#### [SHORT PROBLEM]
Take every line from the listing below that includes "JSON" and copy it.

#### [DATA IN THIS EXERCISE]

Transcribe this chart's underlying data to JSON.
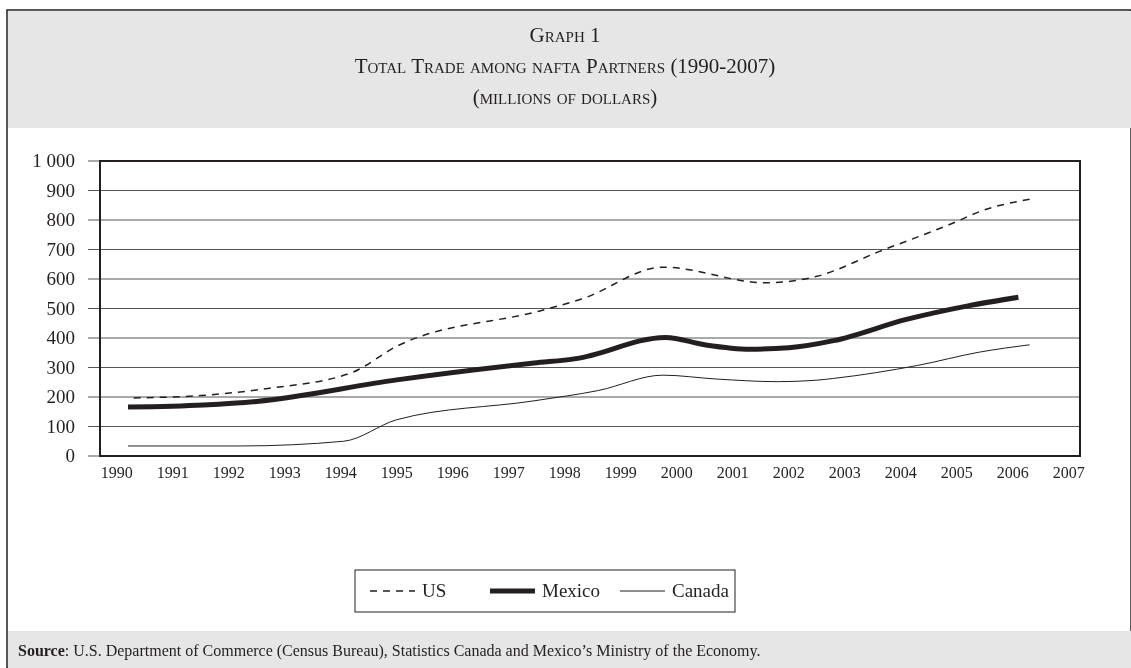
{
  "chart_data": {
    "type": "line",
    "title": "Graph 1",
    "subtitle": "Total Trade among nafta Partners (1990-2007)\n(millions of dollars)",
    "annotations": [
      "Source: U.S. Department of Commerce (Census Bureau), Statistics Canada and Mexico’s Ministry of the Economy."
    ],
    "xlim": [
      1989.7,
      2007.2
    ],
    "xticks": [
      1990,
      1991,
      1992,
      1993,
      1994,
      1995,
      1996,
      1997,
      1998,
      1999,
      2000,
      2001,
      2002,
      2003,
      2004,
      2005,
      2006,
      2007
    ],
    "ylim": [
      0,
      1000
    ],
    "yticks": [
      0,
      100,
      200,
      300,
      400,
      500,
      600,
      700,
      800,
      900,
      {
        "value": 1000,
        "label": "1 000"
      }
    ],
    "grid": "y",
    "legend": "bottom",
    "series": [
      {
        "name": "US",
        "color": "#231f20",
        "line_style": "dashed",
        "x": [
          1990.3,
          1991.5,
          1992.7,
          1994.2,
          1995.0,
          1997.6,
          1998.3,
          1999.75,
          2001.6,
          2002.5,
          2003.6,
          2005.0,
          2005.4,
          2006.3
        ],
        "values": [
          197,
          205,
          229,
          283,
          372,
          494,
          532,
          640,
          587,
          609,
          692,
          795,
          828,
          870
        ]
      },
      {
        "name": "Mexico",
        "color": "#231f20",
        "line_style": "solid",
        "x": [
          1990.2,
          1991.55,
          1992.5,
          1995.0,
          1997.45,
          1998.2,
          1999.8,
          2000.5,
          2001.3,
          2002.0,
          2002.8,
          2004.1,
          2005.2,
          2006.1
        ],
        "values": [
          166,
          173,
          185,
          258,
          315,
          330,
          402,
          377,
          362,
          367,
          391,
          463,
          509,
          538
        ]
      },
      {
        "name": "Canada",
        "color": "#231f20",
        "line_style": "solid",
        "x": [
          1990.2,
          1992.2,
          1994.05,
          1995.0,
          1997.45,
          1998.6,
          1999.75,
          2000.7,
          2001.8,
          2002.5,
          2002.8,
          2004.3,
          2005.4,
          2006.3
        ],
        "values": [
          34,
          34,
          50,
          123,
          187,
          222,
          274,
          261,
          252,
          257,
          263,
          307,
          352,
          377
        ]
      }
    ]
  }
}
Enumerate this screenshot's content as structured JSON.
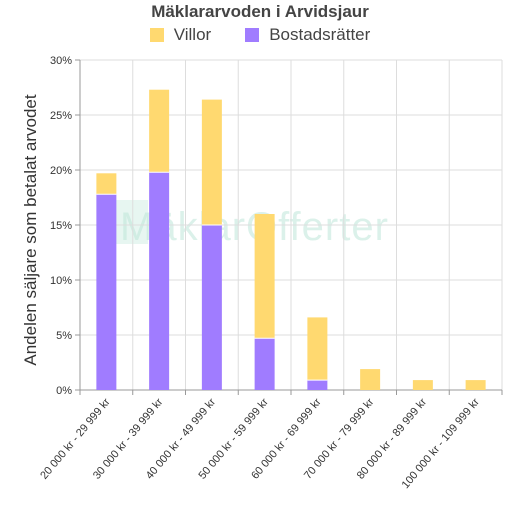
{
  "chart_data": {
    "type": "bar",
    "stacked": true,
    "title": "Mäklararvoden i Arvidsjaur",
    "ylabel": "Andelen säljare som betalat arvodet",
    "ylim": [
      0,
      30
    ],
    "yticks": [
      "0%",
      "5%",
      "10%",
      "15%",
      "20%",
      "25%",
      "30%"
    ],
    "grid": true,
    "legend": "top",
    "categories": [
      "20 000 kr - 29 999 kr",
      "30 000 kr - 39 999 kr",
      "40 000 kr - 49 999 kr",
      "50 000 kr - 59 999 kr",
      "60 000 kr - 69 999 kr",
      "70 000 kr - 79 999 kr",
      "80 000 kr - 89 999 kr",
      "100 000 kr - 109 999 kr"
    ],
    "series": [
      {
        "name": "Bostadsrätter",
        "color": "#a07cff",
        "values": [
          17.8,
          19.8,
          15.0,
          4.7,
          0.9,
          0,
          0,
          0
        ]
      },
      {
        "name": "Villor",
        "color": "#ffd970",
        "values": [
          1.9,
          7.5,
          11.4,
          11.3,
          5.7,
          1.9,
          0.9,
          0.9
        ]
      }
    ]
  },
  "watermark": "MäklarOfferter"
}
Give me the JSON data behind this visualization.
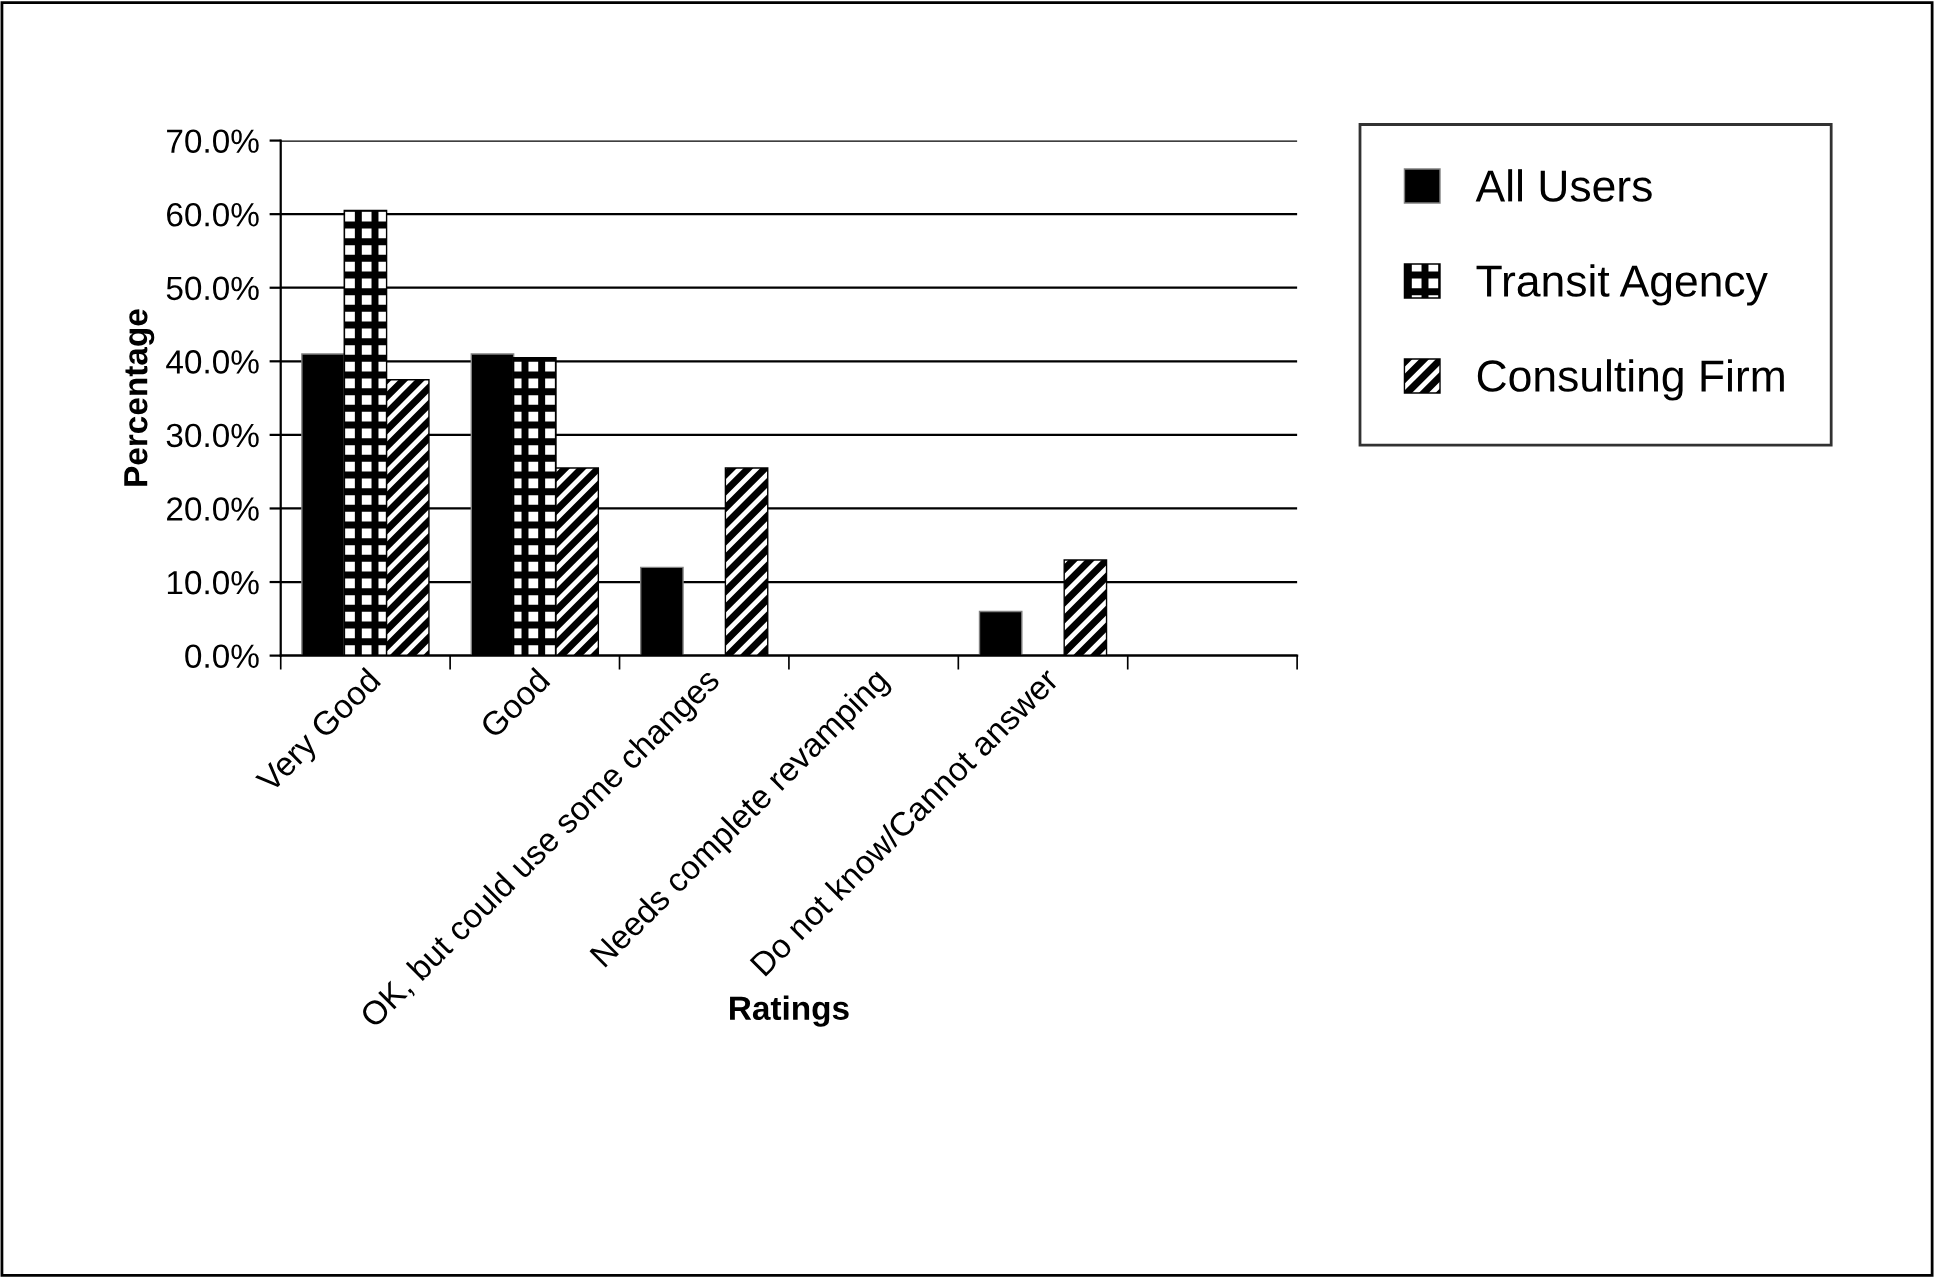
{
  "chart_data": {
    "type": "bar",
    "xlabel": "Ratings",
    "ylabel": "Percentage",
    "categories": [
      "Very Good",
      "Good",
      "OK, but could use some changes",
      "Needs complete revamping",
      "Do not know/Cannot answer",
      null
    ],
    "series": [
      {
        "name": "All Users",
        "color": "#000000",
        "values": [
          41,
          41,
          12,
          0,
          6,
          null
        ]
      },
      {
        "name": "Transit Agency",
        "color": "#000000",
        "values": [
          60.5,
          40.5,
          0,
          0,
          0,
          null
        ]
      },
      {
        "name": "Consulting Firm",
        "color": "#000000",
        "values": [
          37.5,
          25.5,
          25.5,
          0,
          13,
          null
        ]
      }
    ],
    "ylim": [
      0,
      70
    ],
    "yticks": [
      {
        "value": 0,
        "label": "0.0%"
      },
      {
        "value": 10,
        "label": "10.0%"
      },
      {
        "value": 20,
        "label": "20.0%"
      },
      {
        "value": 30,
        "label": "30.0%"
      },
      {
        "value": 40,
        "label": "40.0%"
      },
      {
        "value": 50,
        "label": "50.0%"
      },
      {
        "value": 60,
        "label": "60.0%"
      },
      {
        "value": 70,
        "label": "70.0%"
      }
    ],
    "grid": "y",
    "legend": "right"
  }
}
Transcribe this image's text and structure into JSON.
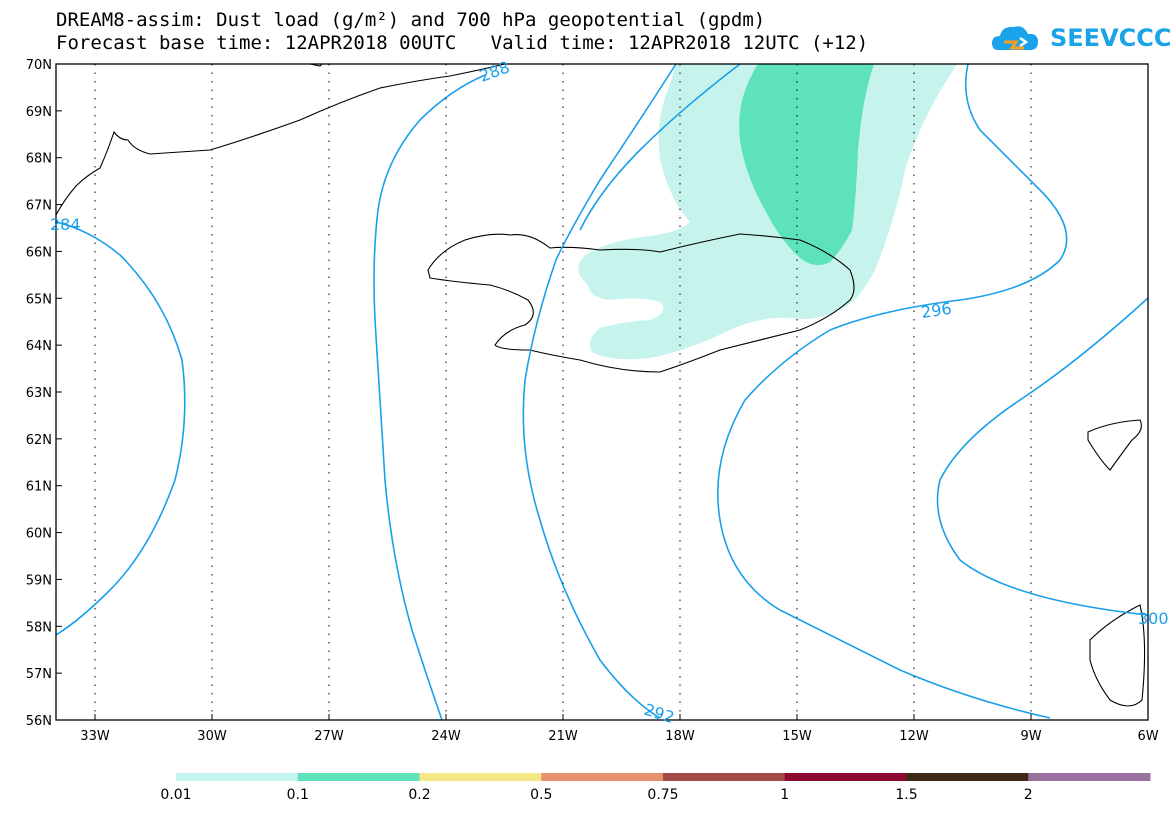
{
  "header": {
    "title_line1": "DREAM8-assim: Dust load (g/m²) and 700 hPa geopotential (gpdm)",
    "title_line2": "Forecast base time: 12APR2018 00UTC   Valid time: 12APR2018 12UTC (+12)",
    "logo_text": "SEEVCCC"
  },
  "map": {
    "lon_range": [
      -34,
      -6
    ],
    "lat_range": [
      56,
      70
    ],
    "lat_ticks": [
      "56N",
      "57N",
      "58N",
      "59N",
      "60N",
      "61N",
      "62N",
      "63N",
      "64N",
      "65N",
      "66N",
      "67N",
      "68N",
      "69N",
      "70N"
    ],
    "lon_ticks": [
      "33W",
      "30W",
      "27W",
      "24W",
      "21W",
      "18W",
      "15W",
      "12W",
      "9W",
      "6W"
    ],
    "contour_labels": [
      "288",
      "284",
      "292",
      "296",
      "300"
    ],
    "contour_color": "#1aa0ea"
  },
  "colorbar": {
    "colors": [
      "#c6f4ec",
      "#5ee2bc",
      "#f4e884",
      "#e89070",
      "#a44a48",
      "#8a0a30",
      "#3e2a16",
      "#9a70a0"
    ],
    "labels": [
      "0.01",
      "0.1",
      "0.2",
      "0.5",
      "0.75",
      "1",
      "1.5",
      "2"
    ]
  }
}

#### [TASK RESPONSE]
Transcribe this chart's underlying data to JSON.
Enumerate this screenshot's content as structured JSON.
Give me the JSON data behind this visualization.
Transcribe this image's text and structure into JSON.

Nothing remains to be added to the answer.